AIM
Restate all the material verbatim, except for the pictures.

(Data entries)
***
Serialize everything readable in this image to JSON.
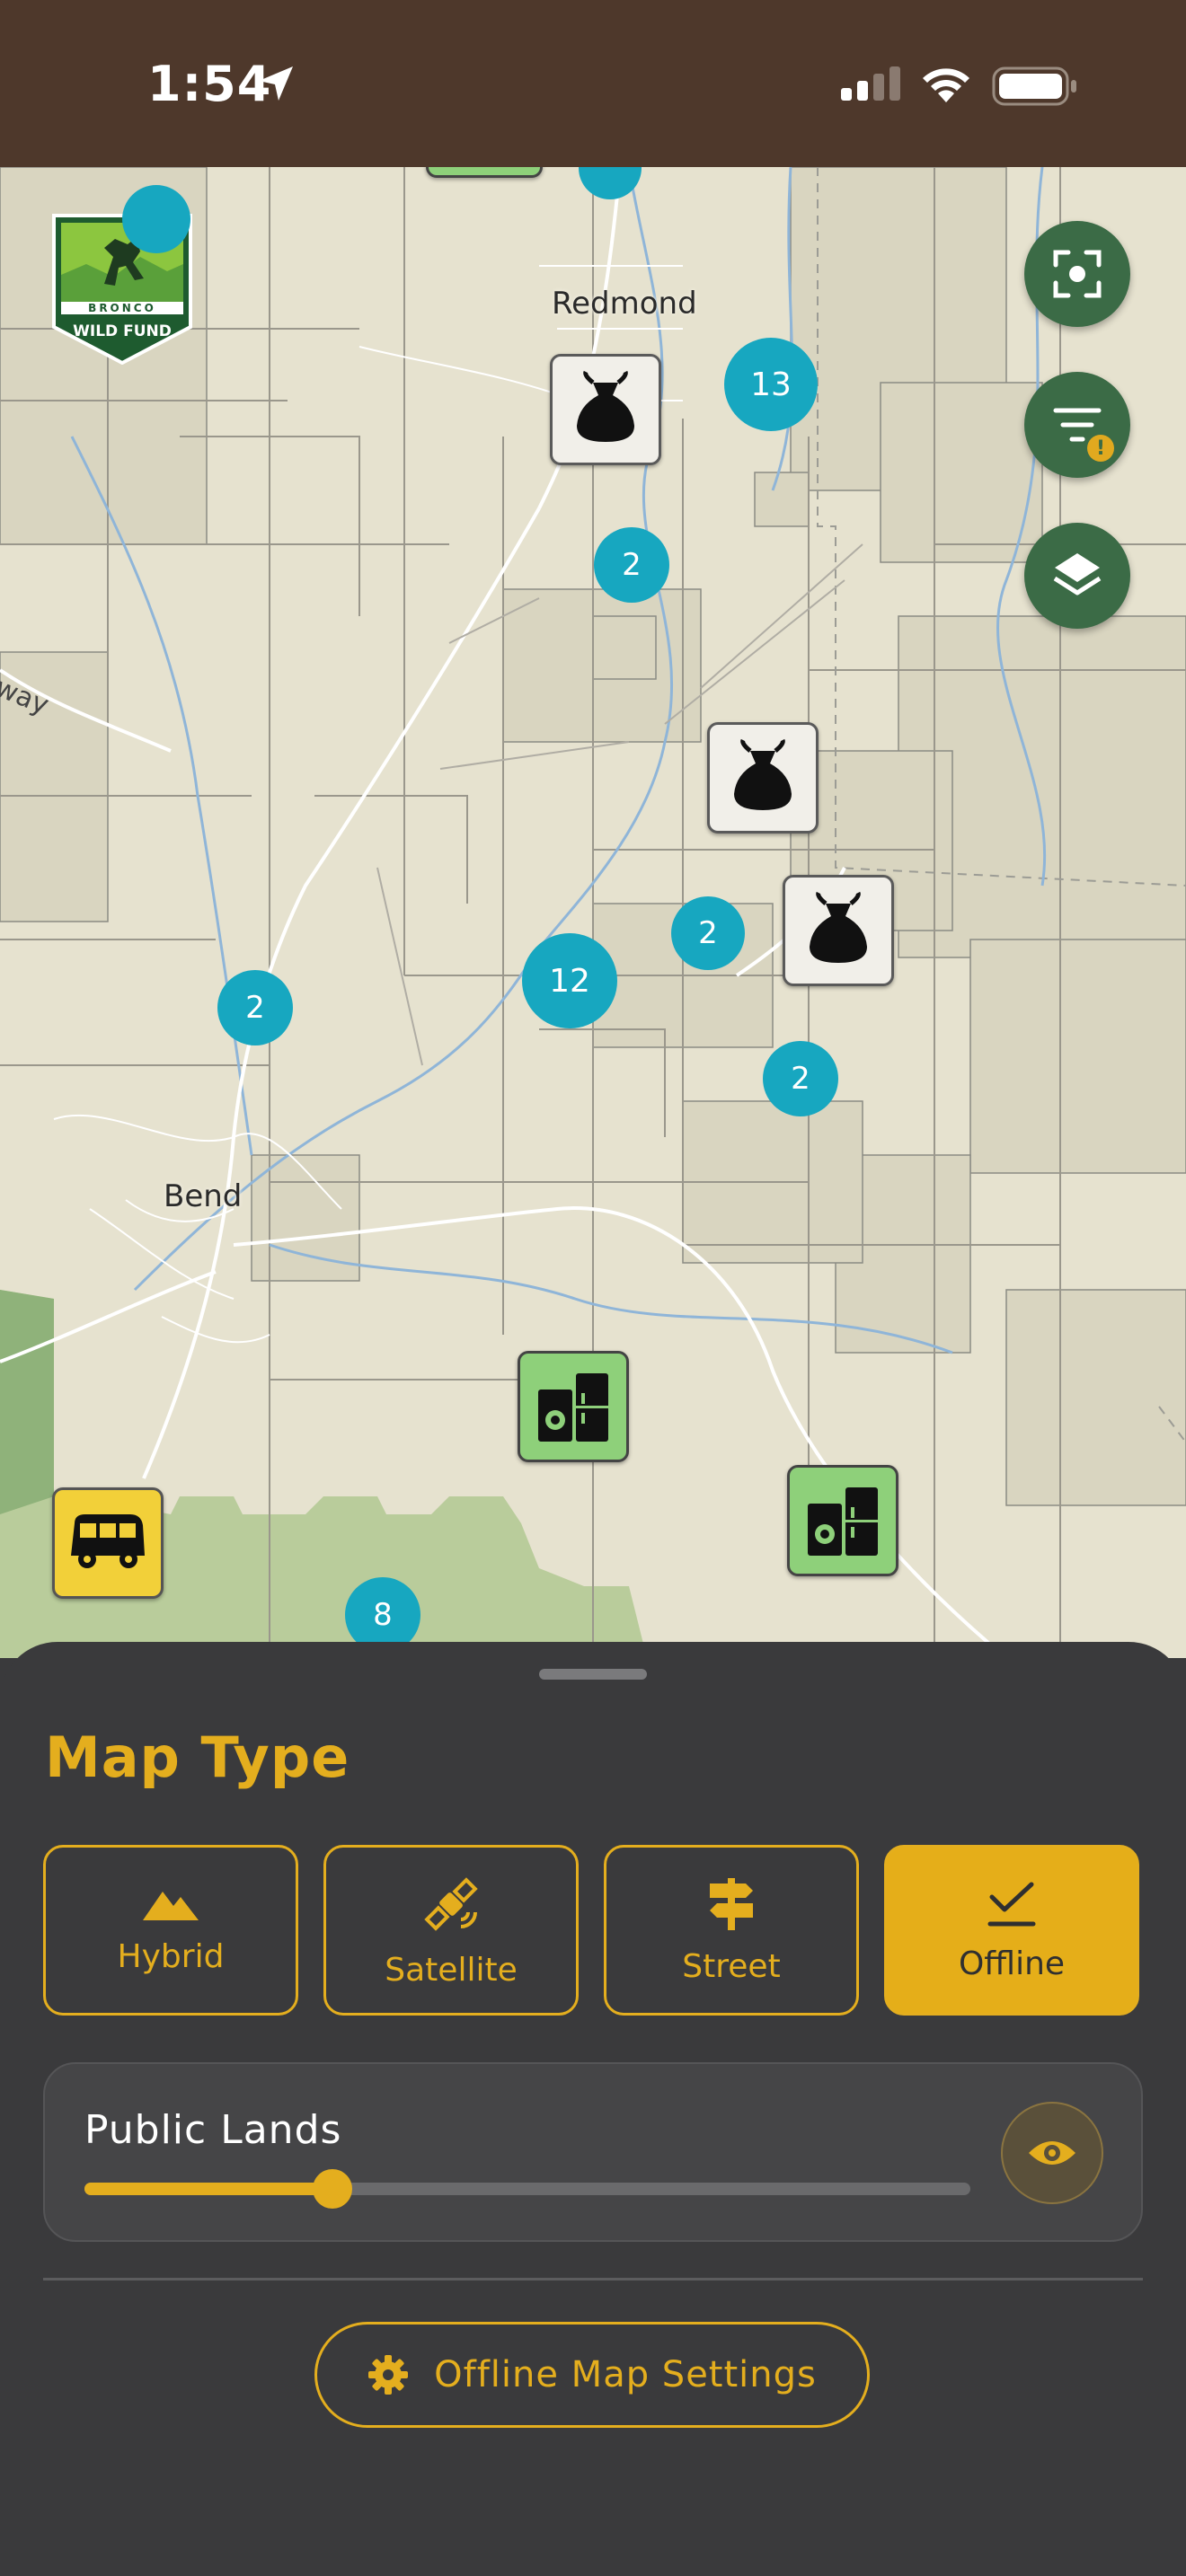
{
  "status_bar": {
    "time": "1:54",
    "icons": [
      "location-arrow-icon",
      "cellular-signal-icon",
      "wifi-icon",
      "battery-icon"
    ]
  },
  "map": {
    "logo": {
      "lines": [
        "BRONCO",
        "WILD FUND"
      ]
    },
    "town_labels": [
      "Redmond",
      "Bend"
    ],
    "road_label": "way",
    "clusters": [
      "13",
      "2",
      "2",
      "12",
      "2",
      "2",
      "8"
    ],
    "poi_icons": [
      "trash-bag-icon",
      "laundry-icon",
      "bus-icon"
    ],
    "fab_buttons": [
      "recenter-icon",
      "filter-icon",
      "layers-icon"
    ],
    "filter_badge": "!"
  },
  "sheet": {
    "title": "Map Type",
    "types": [
      {
        "label": "Hybrid",
        "icon": "mountain-icon",
        "selected": false
      },
      {
        "label": "Satellite",
        "icon": "satellite-icon",
        "selected": false
      },
      {
        "label": "Street",
        "icon": "signpost-icon",
        "selected": false
      },
      {
        "label": "Offline",
        "icon": "checkmark-icon",
        "selected": true
      }
    ],
    "layer": {
      "label": "Public Lands",
      "opacity": 0.28,
      "visibility_icon": "eye-icon"
    },
    "settings_button": {
      "label": "Offline Map Settings",
      "icon": "gear-icon"
    }
  },
  "colors": {
    "accent": "#e4ae1e",
    "status_bar_bg": "#4e382b",
    "sheet_bg": "#3a3a3c",
    "cluster": "#17a7c0",
    "fab": "#3b6b46",
    "map_bg": "#e6e2cf"
  }
}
***
TASK RESPONSE
Serialize everything readable in this image to JSON.
{
  "status_bar": {
    "time": "1:54",
    "icons": [
      "location-arrow-icon",
      "cellular-signal-icon",
      "wifi-icon",
      "battery-icon"
    ]
  },
  "map": {
    "logo": {
      "lines": [
        "BRONCO",
        "WILD FUND"
      ]
    },
    "town_labels": [
      "Redmond",
      "Bend"
    ],
    "road_label": "way",
    "clusters": [
      "13",
      "2",
      "2",
      "12",
      "2",
      "2",
      "8"
    ],
    "poi_icons": [
      "trash-bag-icon",
      "laundry-icon",
      "bus-icon"
    ],
    "fab_buttons": [
      "recenter-icon",
      "filter-icon",
      "layers-icon"
    ],
    "filter_badge": "!"
  },
  "sheet": {
    "title": "Map Type",
    "types": [
      {
        "label": "Hybrid",
        "icon": "mountain-icon",
        "selected": false
      },
      {
        "label": "Satellite",
        "icon": "satellite-icon",
        "selected": false
      },
      {
        "label": "Street",
        "icon": "signpost-icon",
        "selected": false
      },
      {
        "label": "Offline",
        "icon": "checkmark-icon",
        "selected": true
      }
    ],
    "layer": {
      "label": "Public Lands",
      "opacity": 0.28,
      "visibility_icon": "eye-icon"
    },
    "settings_button": {
      "label": "Offline Map Settings",
      "icon": "gear-icon"
    }
  },
  "colors": {
    "accent": "#e4ae1e",
    "status_bar_bg": "#4e382b",
    "sheet_bg": "#3a3a3c",
    "cluster": "#17a7c0",
    "fab": "#3b6b46",
    "map_bg": "#e6e2cf"
  }
}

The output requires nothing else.